• Entries:
◇ ◇ ◇ ◇ ◇ ◇ ◇

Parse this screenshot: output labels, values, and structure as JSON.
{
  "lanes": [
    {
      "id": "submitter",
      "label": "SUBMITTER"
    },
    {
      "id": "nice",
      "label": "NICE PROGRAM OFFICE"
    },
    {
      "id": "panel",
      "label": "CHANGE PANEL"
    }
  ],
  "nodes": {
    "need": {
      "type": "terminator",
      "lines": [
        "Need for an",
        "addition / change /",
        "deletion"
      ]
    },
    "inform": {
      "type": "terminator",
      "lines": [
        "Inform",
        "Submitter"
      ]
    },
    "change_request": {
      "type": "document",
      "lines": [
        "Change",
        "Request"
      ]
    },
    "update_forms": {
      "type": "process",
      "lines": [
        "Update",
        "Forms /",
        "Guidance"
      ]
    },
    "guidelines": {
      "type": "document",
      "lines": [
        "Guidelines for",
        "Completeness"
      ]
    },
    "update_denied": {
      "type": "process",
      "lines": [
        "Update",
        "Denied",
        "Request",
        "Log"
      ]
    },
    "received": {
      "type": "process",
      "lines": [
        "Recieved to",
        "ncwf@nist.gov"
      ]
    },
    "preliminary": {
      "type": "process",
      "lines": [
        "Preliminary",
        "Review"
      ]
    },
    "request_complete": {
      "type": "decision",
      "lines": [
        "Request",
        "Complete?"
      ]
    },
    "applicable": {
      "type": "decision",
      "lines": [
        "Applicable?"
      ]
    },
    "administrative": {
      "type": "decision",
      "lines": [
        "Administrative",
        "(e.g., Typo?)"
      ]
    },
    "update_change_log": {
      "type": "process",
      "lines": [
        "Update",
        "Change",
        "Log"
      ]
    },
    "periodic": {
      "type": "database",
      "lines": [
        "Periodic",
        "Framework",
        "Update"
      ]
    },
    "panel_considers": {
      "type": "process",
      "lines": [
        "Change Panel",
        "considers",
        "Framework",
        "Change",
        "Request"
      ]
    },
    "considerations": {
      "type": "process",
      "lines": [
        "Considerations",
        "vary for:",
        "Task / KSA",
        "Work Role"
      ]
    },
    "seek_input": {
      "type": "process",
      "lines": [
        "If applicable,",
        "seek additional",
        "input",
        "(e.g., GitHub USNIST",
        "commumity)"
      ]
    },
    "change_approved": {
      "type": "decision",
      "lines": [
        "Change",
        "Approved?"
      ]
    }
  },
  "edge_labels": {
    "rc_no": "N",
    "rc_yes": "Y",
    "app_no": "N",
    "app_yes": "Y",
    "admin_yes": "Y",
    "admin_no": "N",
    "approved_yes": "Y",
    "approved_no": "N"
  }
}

◇ ◇ ◇ ◇ ◇ ◇ ◇

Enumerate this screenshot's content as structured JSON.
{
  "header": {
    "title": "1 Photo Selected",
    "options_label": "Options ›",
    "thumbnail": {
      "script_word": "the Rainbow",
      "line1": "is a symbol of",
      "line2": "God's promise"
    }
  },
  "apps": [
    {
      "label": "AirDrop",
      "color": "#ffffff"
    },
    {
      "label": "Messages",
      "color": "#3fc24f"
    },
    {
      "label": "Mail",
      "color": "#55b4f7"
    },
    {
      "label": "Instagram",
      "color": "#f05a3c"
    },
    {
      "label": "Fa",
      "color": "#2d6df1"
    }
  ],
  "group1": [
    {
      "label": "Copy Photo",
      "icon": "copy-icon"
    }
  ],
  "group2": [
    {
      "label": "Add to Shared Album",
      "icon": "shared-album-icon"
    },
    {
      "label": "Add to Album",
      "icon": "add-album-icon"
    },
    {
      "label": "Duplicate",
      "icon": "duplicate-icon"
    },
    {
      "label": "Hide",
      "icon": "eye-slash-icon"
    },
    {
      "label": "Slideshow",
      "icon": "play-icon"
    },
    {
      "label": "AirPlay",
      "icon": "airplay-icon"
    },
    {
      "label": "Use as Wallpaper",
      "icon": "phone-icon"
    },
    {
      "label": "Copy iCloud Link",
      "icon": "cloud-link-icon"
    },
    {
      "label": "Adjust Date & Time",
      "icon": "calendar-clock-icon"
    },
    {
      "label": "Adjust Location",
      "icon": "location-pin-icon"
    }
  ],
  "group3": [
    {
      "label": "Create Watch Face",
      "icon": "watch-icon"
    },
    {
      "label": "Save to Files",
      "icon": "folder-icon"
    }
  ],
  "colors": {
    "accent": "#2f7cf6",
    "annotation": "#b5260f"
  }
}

◇ ◇ ◇ ◇ ◇ ◇ ◇

Show the lines from the data above that contain the string "screenshot".

Parse this screenshot: output labels, values, and structure as JSON.
Enumerate this screenshot's content as structured JSON.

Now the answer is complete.